[TASK] Find each line with the word "jednak" and state how many there are, nothing more.

---*---

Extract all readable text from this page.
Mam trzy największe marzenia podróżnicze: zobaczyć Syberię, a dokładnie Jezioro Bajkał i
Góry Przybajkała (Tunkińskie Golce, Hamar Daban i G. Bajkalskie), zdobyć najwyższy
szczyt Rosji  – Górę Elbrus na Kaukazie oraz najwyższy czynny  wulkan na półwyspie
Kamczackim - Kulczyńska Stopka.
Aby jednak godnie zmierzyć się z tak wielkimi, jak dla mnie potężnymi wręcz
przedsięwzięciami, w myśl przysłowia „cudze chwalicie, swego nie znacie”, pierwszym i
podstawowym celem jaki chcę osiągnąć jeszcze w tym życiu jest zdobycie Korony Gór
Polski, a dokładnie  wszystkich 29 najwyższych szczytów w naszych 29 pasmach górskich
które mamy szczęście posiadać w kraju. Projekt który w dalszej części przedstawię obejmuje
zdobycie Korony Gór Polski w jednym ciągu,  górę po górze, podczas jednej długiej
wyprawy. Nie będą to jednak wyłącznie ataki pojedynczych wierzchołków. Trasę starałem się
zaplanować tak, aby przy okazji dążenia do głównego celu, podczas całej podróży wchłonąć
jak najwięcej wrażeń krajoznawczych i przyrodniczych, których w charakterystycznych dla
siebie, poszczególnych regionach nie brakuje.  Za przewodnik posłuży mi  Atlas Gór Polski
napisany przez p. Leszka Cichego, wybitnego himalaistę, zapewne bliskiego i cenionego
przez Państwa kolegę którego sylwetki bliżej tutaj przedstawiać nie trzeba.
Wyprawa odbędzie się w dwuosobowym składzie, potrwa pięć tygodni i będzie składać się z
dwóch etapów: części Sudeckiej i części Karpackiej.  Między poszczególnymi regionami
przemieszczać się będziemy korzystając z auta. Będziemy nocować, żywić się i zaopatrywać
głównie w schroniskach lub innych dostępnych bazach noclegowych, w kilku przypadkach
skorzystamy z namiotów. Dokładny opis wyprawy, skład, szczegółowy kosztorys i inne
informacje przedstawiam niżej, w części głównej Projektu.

---*---

[WRITTEN REPLY] 2